Goal: Output the data word for word, dropping every image.

— start of Listed records —

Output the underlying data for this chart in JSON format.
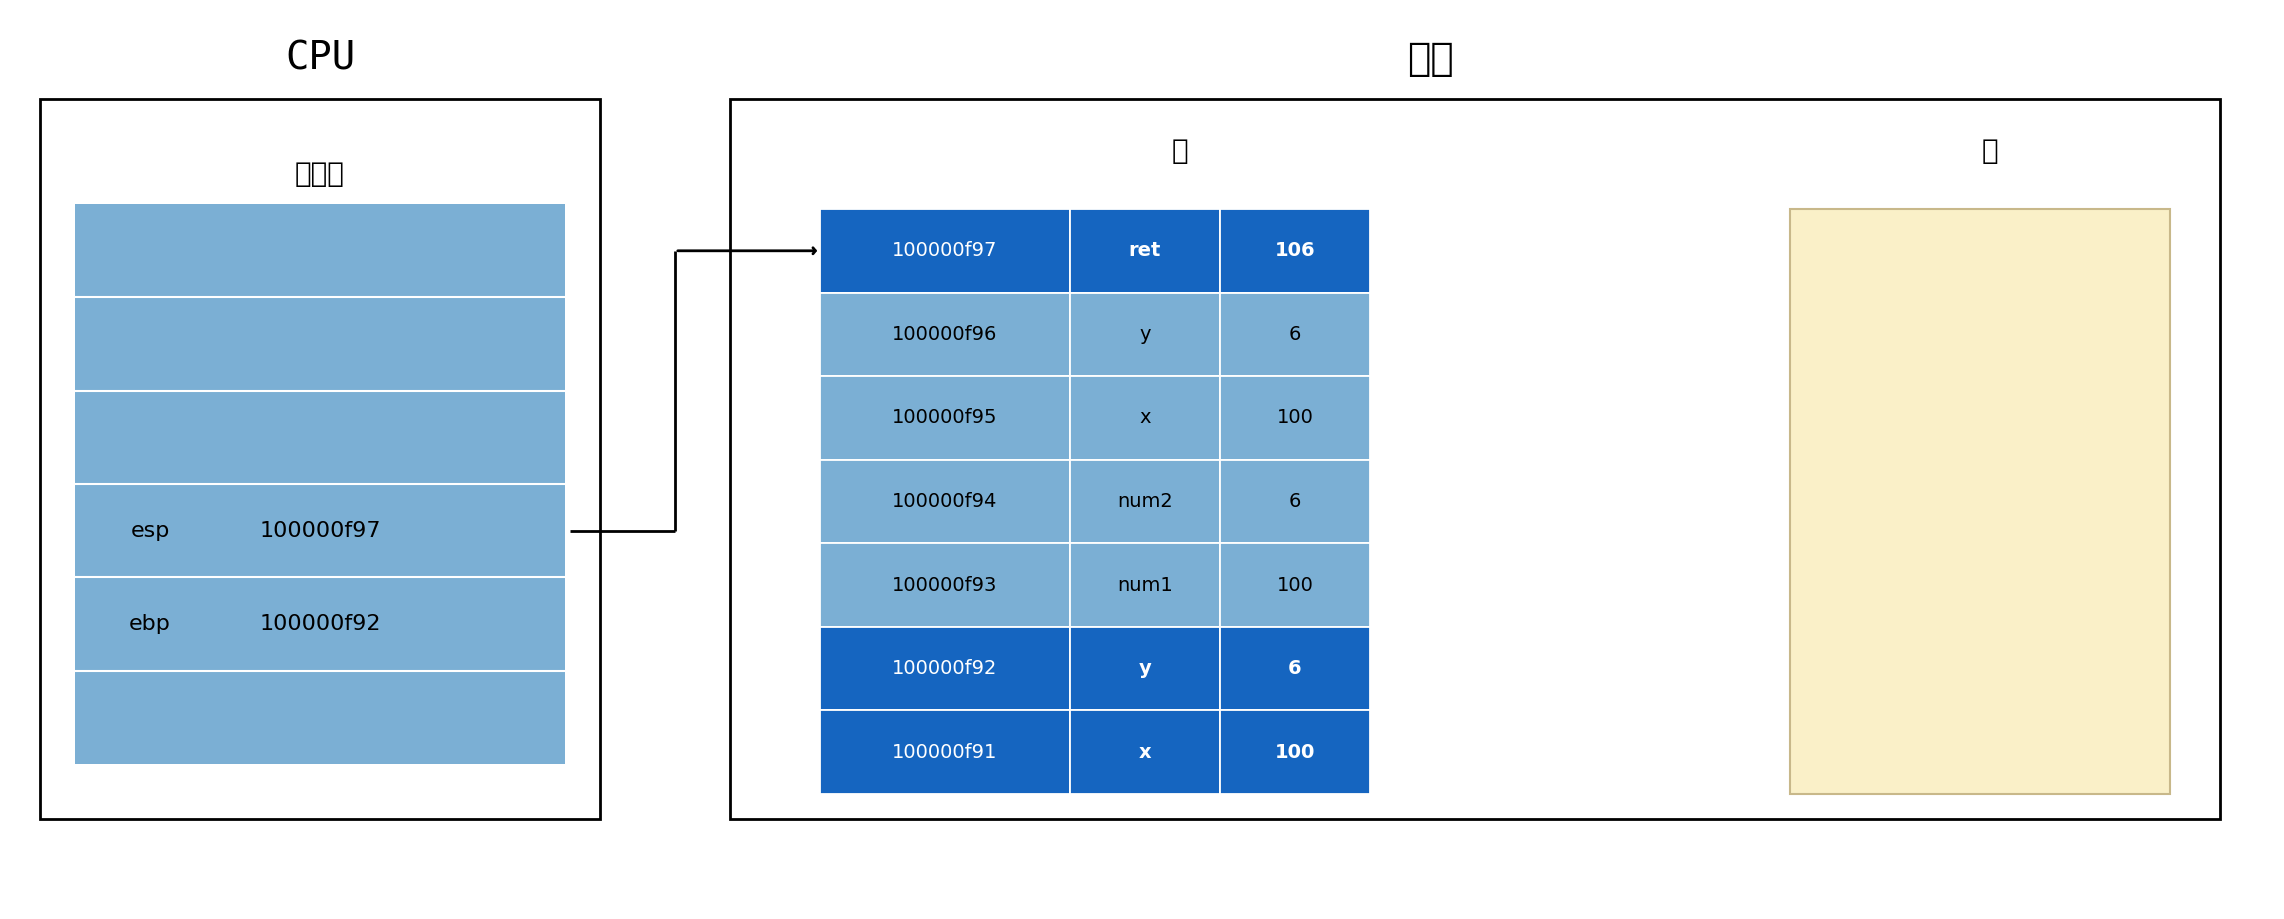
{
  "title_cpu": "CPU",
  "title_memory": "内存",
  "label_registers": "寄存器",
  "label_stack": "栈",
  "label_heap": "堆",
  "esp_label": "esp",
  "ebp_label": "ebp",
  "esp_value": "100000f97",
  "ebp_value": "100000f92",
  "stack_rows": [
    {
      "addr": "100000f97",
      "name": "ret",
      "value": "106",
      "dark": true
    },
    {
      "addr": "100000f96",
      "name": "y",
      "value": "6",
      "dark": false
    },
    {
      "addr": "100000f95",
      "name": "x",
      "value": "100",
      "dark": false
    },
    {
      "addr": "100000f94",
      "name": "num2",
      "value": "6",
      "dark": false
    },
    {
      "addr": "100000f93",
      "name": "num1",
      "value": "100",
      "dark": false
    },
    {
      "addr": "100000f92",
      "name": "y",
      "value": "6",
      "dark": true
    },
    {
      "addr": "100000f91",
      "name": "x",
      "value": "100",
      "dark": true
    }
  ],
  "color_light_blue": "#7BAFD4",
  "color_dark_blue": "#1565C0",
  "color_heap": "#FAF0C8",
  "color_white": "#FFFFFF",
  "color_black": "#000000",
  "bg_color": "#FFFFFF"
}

— end of Listed records —

Result:
Output the underlying data for this chart in JSON format.
{
  "title_cpu": "CPU",
  "title_memory": "内存",
  "label_registers": "寄存器",
  "label_stack": "栈",
  "label_heap": "堆",
  "esp_label": "esp",
  "ebp_label": "ebp",
  "esp_value": "100000f97",
  "ebp_value": "100000f92",
  "stack_rows": [
    {
      "addr": "100000f97",
      "name": "ret",
      "value": "106",
      "dark": true
    },
    {
      "addr": "100000f96",
      "name": "y",
      "value": "6",
      "dark": false
    },
    {
      "addr": "100000f95",
      "name": "x",
      "value": "100",
      "dark": false
    },
    {
      "addr": "100000f94",
      "name": "num2",
      "value": "6",
      "dark": false
    },
    {
      "addr": "100000f93",
      "name": "num1",
      "value": "100",
      "dark": false
    },
    {
      "addr": "100000f92",
      "name": "y",
      "value": "6",
      "dark": true
    },
    {
      "addr": "100000f91",
      "name": "x",
      "value": "100",
      "dark": true
    }
  ],
  "color_light_blue": "#7BAFD4",
  "color_dark_blue": "#1565C0",
  "color_heap": "#FAF0C8",
  "color_white": "#FFFFFF",
  "color_black": "#000000",
  "bg_color": "#FFFFFF"
}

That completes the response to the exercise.